Perhaps Angkor Wat Should Be Renamed Los AngkorWat?

Perhaps Angkor Wat Should Be Renamed Los AngkorWat?

14 August 2007 · No Comments

The Courant is running a story picked up from the Los Angeles Times describing recent learning into the ruins of Angkor Wat in Cambodia:

The medieval Khmer city of Angkor in Cambodia was the largest pre-industrial metropolis in the world, with a population of nearly 1 million and an urban sprawl that stretched over an area similar to that of modern-day Los Angeles, researchers reported Monday.

The city’s spread over an area of more than 115 square miles was made possible by a sophisticated technology for managing and collecting water for use during the dry season - including diverting a major river through the heart of the city.

But that reliance on water led to the city’s collapse in the 1500s as overpopulation and deforestation filled the canals with sediment, overwhelming the city’s ability to maintain the system, according to the report in the Proceedings of the National Academy of Sciences.

The hydraulic system became “not manageable, no matter how many resources were thrown at it,” said archaeologist Damian Evans of the University of Sydney, Australia, the lead author of the paper.

Why does the bridge collapse in Minneapolis, plus recent events in New York including the steam pipe explosion and the recent flooding of the subway system spring to mind?

◆ ◆ ◆

__Actions to take__
• a. Answer these questions from the post about Angkor:
(i) What population did the medieval city of Angkor have?
(ii) In which publication did the report appear?
(iii) Who was the lead author of the paper?
• b. Transcribe the stretch of the Angkor post from "The city’s spread" through "spring to mind?", keeping every word and mark unchanged.
The lines after this point are separate material with no connection to the Angkor post.

◆ ◆ ◆

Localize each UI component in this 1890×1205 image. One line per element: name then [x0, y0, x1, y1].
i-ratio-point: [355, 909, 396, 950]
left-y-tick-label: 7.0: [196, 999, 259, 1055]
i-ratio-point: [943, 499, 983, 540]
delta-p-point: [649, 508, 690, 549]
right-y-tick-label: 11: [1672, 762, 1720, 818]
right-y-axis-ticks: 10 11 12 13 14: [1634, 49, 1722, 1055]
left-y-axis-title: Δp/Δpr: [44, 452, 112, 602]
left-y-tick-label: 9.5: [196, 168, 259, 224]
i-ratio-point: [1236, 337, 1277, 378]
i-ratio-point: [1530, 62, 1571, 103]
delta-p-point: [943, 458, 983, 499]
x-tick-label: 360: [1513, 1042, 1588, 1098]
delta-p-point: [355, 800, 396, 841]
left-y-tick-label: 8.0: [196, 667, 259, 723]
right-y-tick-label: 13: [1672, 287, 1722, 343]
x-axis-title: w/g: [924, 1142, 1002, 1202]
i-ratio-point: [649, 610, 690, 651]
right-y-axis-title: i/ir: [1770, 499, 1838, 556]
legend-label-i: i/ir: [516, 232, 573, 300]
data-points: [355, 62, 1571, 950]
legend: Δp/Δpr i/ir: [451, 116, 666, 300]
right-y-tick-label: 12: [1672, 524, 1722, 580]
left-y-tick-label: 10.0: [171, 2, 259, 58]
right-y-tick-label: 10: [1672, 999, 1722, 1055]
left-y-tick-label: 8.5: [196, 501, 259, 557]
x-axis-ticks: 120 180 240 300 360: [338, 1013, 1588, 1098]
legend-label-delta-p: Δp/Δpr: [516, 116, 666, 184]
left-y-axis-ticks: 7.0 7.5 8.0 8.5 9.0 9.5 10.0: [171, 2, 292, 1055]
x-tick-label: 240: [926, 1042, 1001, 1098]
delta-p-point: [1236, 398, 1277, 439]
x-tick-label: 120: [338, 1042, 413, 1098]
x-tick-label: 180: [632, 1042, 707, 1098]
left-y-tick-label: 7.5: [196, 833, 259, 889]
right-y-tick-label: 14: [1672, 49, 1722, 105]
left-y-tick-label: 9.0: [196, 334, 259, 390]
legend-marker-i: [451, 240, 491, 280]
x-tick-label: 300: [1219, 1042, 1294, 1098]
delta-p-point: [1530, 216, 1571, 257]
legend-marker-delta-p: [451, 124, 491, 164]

◆ ◆ ◆

__List of solutions__
• a.
(i) Nearly 1 million.
(ii) The Proceedings of the National Academy of Sciences.
(iii) Archaeologist Damian Evans of the University of Sydney, Australia.

• b.
The city’s spread over an area of more than 115 square miles was made possible by a sophisticated technology for managing and collecting water for use during the dry season - including diverting a major river through the heart of the city.

But that reliance on water led to the city’s collapse in the 1500s as overpopulation and deforestation filled the canals with sediment, overwhelming the city’s ability to maintain the system, according to the report in the Proceedings of the National Academy of Sciences.

The hydraulic system became “not manageable, no matter how many resources were thrown at it,” said archaeologist Damian Evans of the University of Sydney, Australia, the lead author of the paper.

Why does the bridge collapse in Minneapolis, plus recent events in New York including the steam pipe explosion and the recent flooding of the subway system spring to mind?